__Directions__:
Select every line containing the word "мероприятий" from the material, and copy those lines.

__Record excerpts__:
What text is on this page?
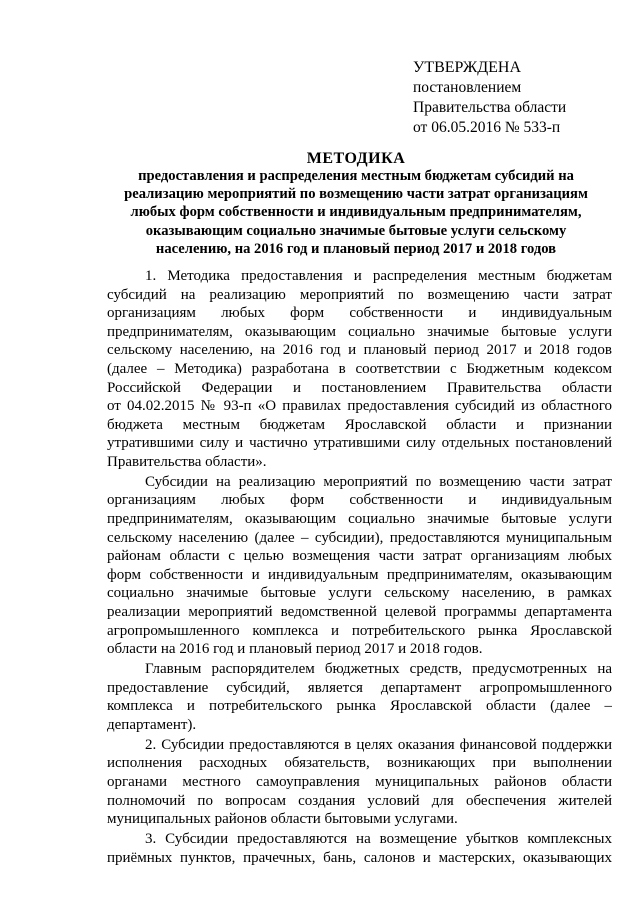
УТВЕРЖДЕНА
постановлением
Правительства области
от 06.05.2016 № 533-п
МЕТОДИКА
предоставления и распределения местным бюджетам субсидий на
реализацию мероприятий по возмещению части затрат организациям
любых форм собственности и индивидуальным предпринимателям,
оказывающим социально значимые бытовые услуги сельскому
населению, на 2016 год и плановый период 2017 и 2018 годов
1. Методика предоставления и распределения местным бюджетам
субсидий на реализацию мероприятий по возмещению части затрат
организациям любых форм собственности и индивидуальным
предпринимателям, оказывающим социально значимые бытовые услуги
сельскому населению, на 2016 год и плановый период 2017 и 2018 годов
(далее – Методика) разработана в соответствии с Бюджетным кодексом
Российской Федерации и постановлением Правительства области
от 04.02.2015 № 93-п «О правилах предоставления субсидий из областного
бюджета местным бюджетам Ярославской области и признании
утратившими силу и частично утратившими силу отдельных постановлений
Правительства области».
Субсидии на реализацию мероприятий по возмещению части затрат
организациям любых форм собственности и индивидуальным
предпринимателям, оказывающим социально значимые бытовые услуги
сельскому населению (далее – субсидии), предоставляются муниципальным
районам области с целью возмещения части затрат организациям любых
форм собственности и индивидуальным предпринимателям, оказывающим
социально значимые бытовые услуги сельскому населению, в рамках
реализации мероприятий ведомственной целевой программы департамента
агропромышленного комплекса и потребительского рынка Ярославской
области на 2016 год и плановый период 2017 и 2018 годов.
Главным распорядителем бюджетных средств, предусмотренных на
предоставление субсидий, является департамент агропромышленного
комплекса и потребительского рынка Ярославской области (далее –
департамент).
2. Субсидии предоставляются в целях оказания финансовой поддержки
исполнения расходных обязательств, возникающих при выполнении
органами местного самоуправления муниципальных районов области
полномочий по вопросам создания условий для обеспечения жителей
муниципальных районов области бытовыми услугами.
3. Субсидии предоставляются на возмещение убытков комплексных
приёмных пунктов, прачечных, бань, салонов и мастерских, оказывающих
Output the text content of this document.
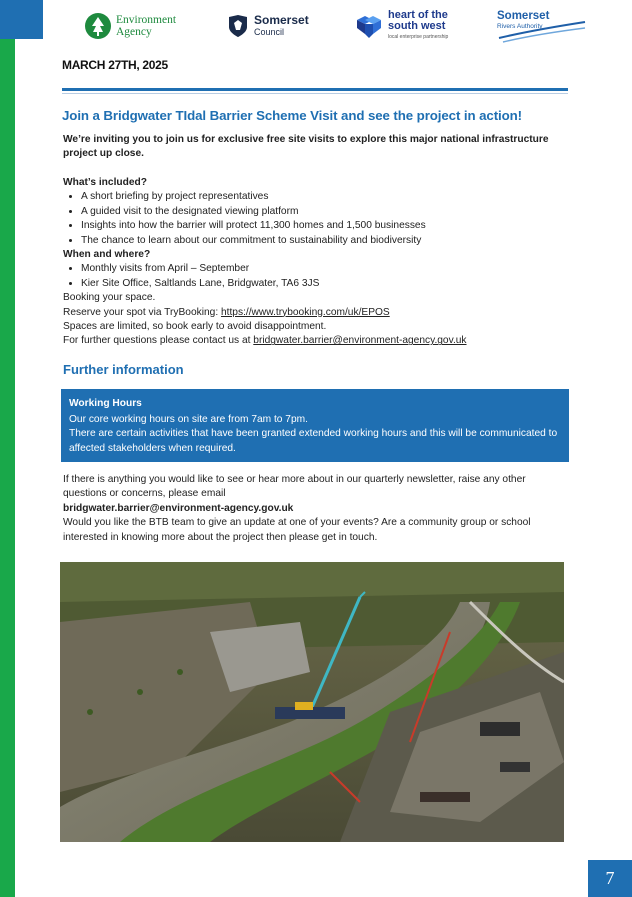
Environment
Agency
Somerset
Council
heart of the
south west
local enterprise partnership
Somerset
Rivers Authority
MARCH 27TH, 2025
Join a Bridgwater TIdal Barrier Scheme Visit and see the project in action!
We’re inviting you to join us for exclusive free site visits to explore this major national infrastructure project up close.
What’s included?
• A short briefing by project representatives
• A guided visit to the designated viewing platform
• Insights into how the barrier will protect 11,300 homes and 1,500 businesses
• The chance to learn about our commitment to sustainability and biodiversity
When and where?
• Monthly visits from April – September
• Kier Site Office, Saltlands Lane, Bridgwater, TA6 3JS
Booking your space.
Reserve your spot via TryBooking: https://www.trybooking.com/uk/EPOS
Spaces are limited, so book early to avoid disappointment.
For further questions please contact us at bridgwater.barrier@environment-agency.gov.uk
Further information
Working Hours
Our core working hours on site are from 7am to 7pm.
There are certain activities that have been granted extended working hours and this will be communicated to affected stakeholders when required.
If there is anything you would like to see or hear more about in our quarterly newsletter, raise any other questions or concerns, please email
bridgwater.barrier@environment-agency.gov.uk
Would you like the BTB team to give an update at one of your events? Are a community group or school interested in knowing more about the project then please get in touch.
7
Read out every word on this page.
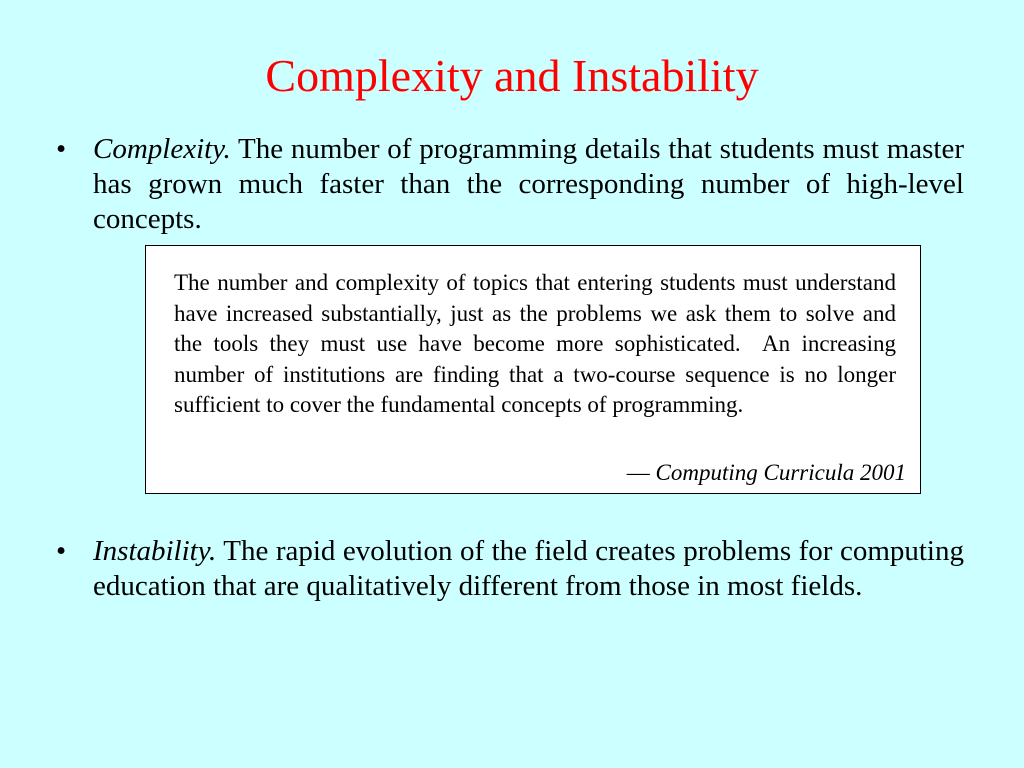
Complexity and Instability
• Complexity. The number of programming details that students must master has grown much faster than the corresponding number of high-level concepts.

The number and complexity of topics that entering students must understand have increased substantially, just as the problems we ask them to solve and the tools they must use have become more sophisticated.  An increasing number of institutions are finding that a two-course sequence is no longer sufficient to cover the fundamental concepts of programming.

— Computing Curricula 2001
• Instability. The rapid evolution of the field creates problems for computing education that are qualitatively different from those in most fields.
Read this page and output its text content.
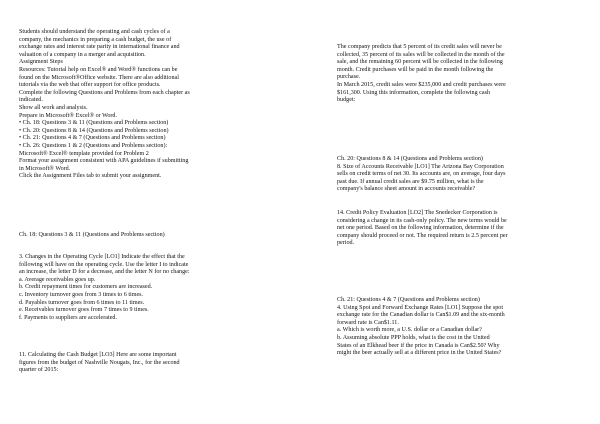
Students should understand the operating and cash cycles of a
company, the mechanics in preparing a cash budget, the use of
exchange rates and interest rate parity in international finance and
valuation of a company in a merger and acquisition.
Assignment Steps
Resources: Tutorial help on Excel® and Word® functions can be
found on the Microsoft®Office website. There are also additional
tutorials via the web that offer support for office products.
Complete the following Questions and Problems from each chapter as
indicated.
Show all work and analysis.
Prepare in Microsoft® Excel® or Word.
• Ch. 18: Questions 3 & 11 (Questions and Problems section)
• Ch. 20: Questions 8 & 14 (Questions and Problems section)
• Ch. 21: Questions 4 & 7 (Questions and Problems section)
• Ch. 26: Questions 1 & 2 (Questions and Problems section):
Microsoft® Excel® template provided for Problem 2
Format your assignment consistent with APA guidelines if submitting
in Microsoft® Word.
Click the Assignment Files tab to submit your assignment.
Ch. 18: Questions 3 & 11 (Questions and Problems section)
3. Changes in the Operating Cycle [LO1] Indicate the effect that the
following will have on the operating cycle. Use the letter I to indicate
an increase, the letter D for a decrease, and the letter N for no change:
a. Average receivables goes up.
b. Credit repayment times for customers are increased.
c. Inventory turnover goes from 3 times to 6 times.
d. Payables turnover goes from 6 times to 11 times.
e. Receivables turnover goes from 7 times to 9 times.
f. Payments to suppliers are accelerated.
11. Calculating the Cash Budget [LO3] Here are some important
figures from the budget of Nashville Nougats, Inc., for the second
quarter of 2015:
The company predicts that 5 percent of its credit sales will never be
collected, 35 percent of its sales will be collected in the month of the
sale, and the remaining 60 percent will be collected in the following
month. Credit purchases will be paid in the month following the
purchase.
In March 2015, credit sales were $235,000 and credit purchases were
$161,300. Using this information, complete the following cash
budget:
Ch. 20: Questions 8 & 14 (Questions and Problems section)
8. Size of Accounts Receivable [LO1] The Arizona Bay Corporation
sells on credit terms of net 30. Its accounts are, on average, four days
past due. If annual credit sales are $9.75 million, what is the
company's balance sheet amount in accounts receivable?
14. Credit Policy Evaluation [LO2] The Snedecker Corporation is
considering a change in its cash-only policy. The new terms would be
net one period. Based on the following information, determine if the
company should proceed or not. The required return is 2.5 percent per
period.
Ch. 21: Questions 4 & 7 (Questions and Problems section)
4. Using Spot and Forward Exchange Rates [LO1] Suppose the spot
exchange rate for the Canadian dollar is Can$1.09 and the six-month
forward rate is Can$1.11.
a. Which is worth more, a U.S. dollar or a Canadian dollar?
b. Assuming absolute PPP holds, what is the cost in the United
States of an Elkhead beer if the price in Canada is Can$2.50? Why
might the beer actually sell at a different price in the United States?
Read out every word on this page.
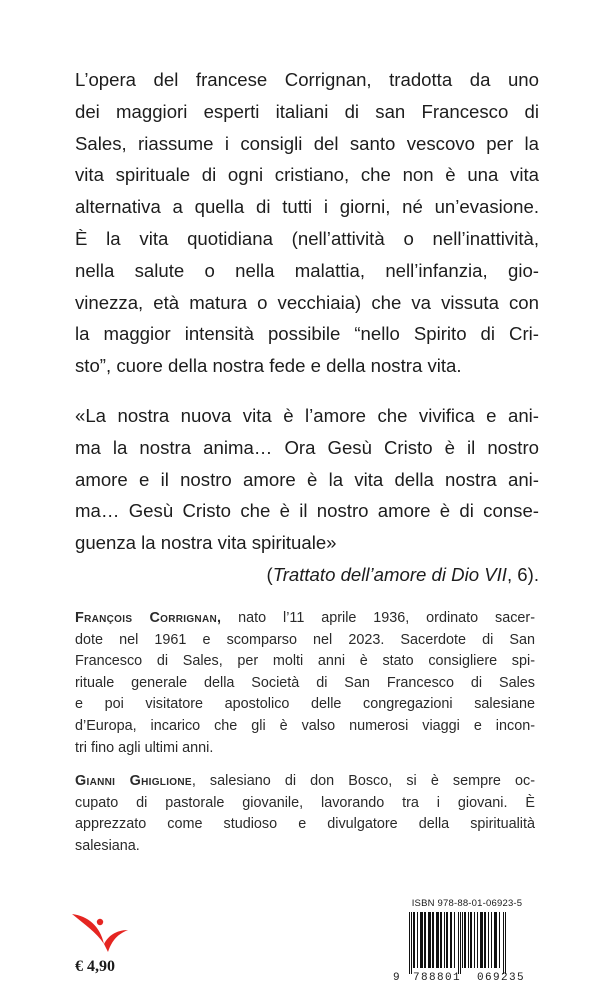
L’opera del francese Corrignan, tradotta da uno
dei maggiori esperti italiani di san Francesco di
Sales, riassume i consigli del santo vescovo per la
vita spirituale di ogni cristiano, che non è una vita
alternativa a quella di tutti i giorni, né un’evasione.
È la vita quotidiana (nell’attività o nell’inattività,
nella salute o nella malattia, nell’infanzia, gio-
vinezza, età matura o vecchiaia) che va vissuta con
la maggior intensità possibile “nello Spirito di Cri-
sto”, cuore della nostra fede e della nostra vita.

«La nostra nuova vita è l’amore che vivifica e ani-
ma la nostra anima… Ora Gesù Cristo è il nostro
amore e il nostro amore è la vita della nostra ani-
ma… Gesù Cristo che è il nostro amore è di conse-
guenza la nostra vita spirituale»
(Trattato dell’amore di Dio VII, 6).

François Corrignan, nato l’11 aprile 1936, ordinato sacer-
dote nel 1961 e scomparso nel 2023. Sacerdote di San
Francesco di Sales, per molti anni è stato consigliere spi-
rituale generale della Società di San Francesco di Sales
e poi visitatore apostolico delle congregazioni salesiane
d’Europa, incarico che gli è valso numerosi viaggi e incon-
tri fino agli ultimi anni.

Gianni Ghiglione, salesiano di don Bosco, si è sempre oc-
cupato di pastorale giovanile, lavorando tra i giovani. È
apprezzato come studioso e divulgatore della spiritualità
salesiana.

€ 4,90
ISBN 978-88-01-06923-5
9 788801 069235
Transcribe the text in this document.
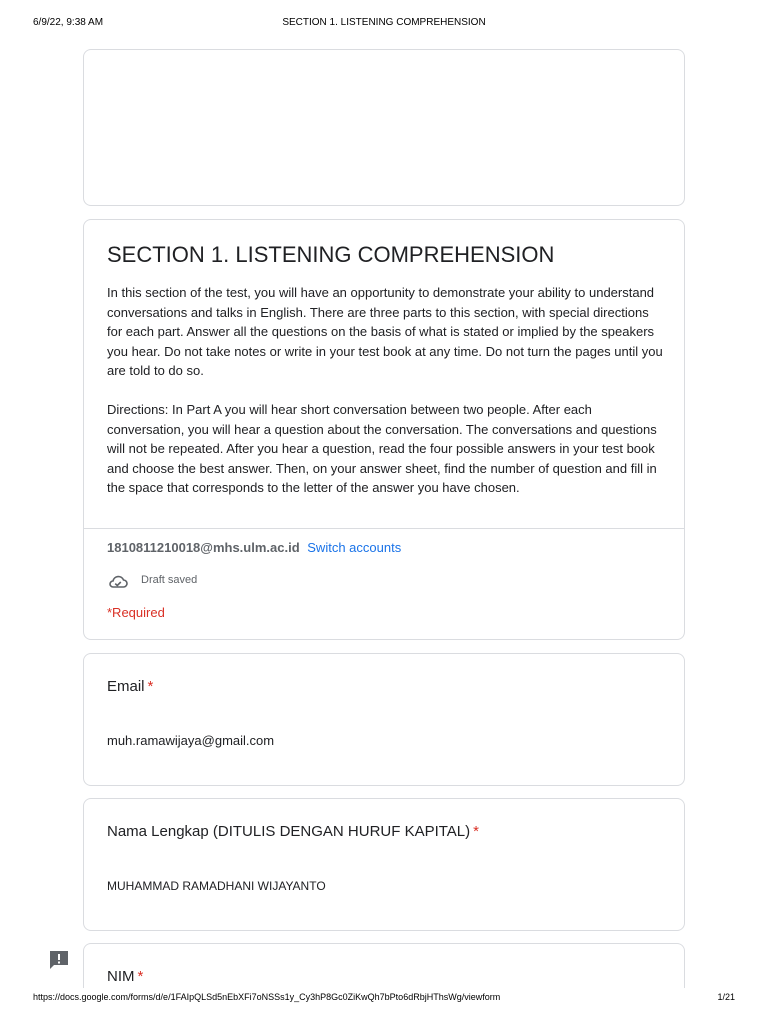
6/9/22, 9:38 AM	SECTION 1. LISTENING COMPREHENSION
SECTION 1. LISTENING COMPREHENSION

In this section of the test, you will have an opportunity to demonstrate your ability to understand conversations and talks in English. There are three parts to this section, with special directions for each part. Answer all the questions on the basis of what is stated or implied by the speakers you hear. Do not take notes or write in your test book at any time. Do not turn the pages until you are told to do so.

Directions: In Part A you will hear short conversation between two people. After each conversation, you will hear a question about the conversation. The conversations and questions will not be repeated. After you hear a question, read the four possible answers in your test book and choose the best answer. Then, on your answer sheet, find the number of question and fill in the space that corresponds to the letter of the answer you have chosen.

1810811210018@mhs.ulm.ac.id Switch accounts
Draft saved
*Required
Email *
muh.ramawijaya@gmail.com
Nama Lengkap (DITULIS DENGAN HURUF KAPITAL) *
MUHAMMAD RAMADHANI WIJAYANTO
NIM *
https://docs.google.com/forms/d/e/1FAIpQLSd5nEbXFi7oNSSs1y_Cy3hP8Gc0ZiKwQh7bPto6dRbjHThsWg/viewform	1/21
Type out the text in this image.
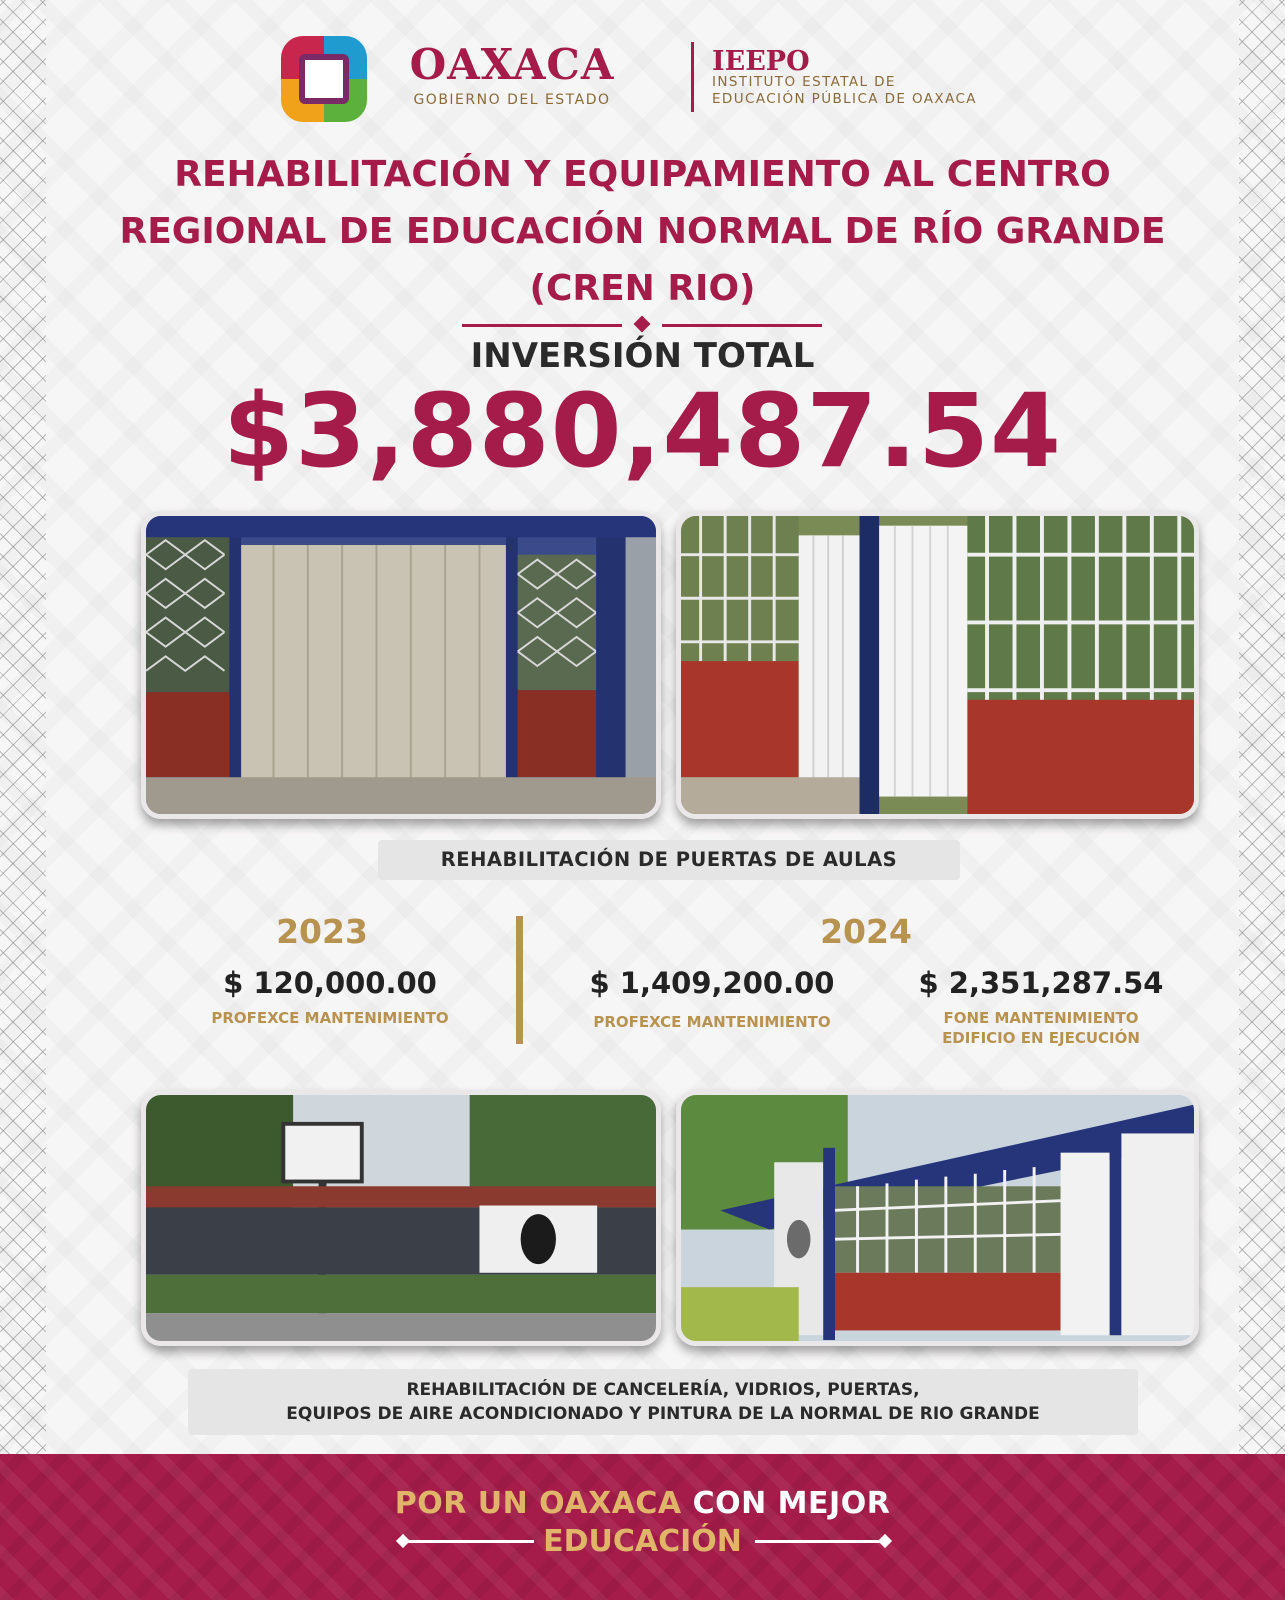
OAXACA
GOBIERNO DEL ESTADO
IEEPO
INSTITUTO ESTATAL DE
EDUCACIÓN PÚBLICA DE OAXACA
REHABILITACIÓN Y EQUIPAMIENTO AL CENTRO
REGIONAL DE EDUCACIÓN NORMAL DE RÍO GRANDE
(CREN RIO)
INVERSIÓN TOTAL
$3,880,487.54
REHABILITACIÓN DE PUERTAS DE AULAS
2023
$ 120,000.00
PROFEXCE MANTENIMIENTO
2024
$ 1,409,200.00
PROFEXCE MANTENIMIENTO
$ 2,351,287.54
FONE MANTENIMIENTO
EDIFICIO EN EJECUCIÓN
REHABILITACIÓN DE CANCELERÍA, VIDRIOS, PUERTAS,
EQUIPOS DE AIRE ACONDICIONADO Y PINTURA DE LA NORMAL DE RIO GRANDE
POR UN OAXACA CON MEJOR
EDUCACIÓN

__Written solution__:
реализацию мероприятий по возмещению части затрат организациям
субсидий на реализацию мероприятий по возмещению части затрат
Субсидии на реализацию мероприятий по возмещению части затрат
реализации мероприятий ведомственной целевой программы департамента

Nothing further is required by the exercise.